Written problem
Collect all lines from the listing that include the string "avatar".

Data supplied

::::

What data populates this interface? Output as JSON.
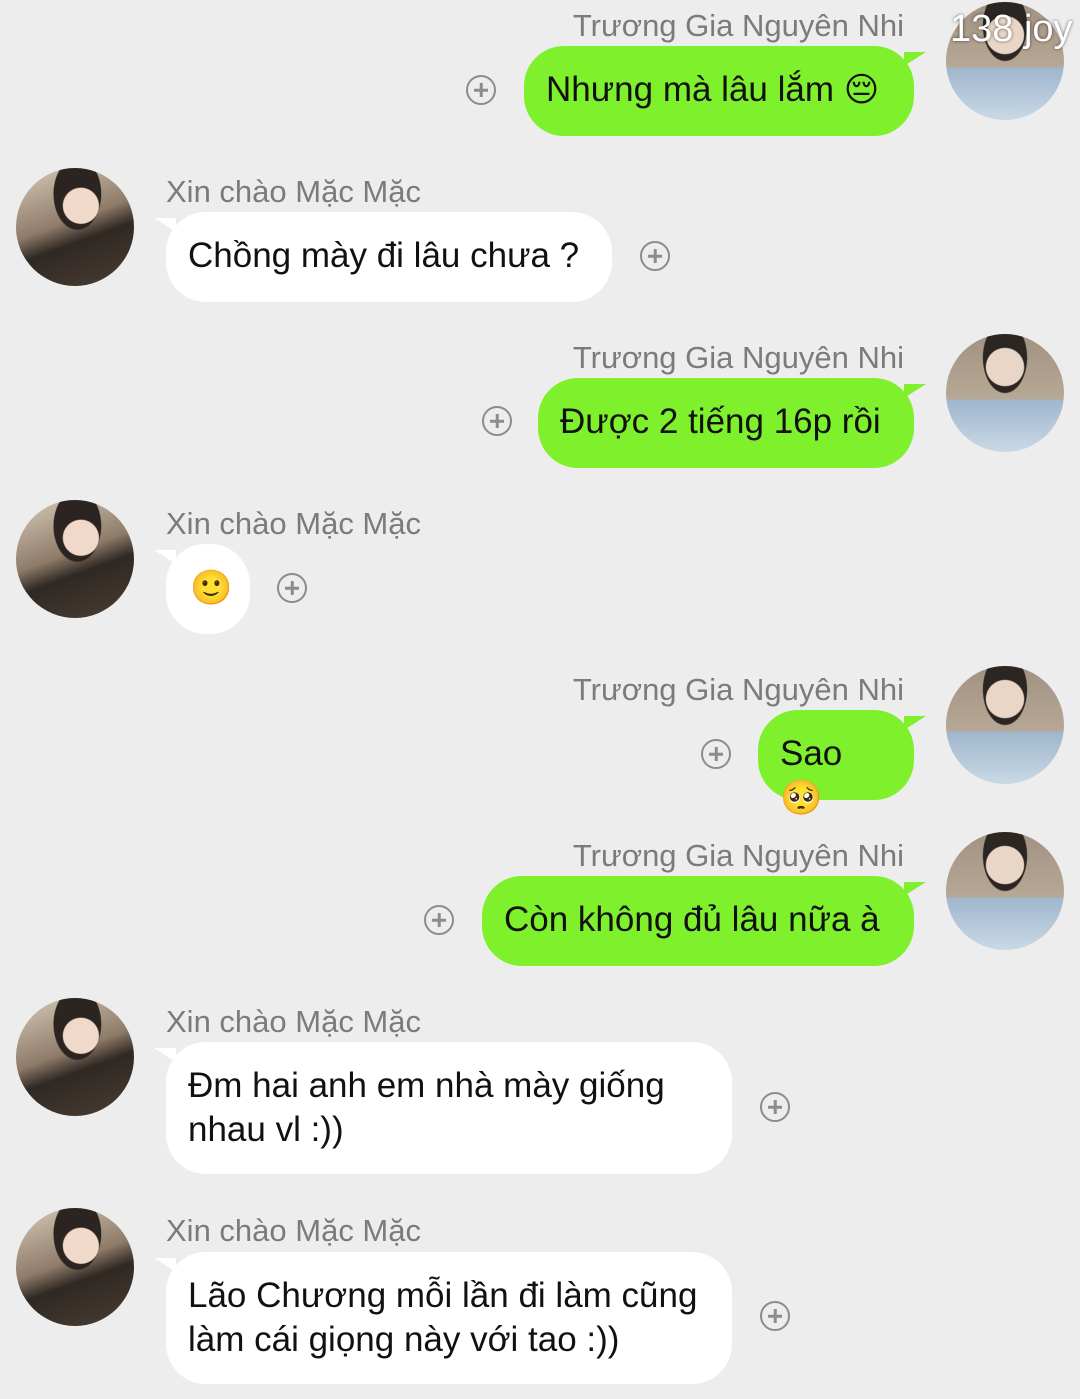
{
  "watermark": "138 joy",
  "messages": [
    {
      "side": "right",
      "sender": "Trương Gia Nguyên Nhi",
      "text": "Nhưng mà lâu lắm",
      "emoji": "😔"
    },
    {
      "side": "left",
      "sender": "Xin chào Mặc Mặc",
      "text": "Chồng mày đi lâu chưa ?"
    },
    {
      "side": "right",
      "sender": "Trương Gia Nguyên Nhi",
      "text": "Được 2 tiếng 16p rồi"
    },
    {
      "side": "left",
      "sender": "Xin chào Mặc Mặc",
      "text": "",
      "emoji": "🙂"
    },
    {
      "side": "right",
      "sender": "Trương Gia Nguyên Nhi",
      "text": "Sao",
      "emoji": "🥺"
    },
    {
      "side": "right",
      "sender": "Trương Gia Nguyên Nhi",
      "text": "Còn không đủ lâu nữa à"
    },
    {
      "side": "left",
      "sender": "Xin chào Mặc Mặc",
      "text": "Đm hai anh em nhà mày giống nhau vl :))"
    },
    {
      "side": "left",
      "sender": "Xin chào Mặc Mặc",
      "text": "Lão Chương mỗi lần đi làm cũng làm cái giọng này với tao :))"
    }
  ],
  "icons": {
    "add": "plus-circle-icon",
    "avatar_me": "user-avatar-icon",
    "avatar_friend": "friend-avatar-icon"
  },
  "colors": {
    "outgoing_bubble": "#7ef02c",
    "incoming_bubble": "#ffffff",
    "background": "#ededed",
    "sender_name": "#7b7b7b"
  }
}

::::

Answer to the exercise
    "avatar_me": "user-avatar-icon",
    "avatar_friend": "friend-avatar-icon"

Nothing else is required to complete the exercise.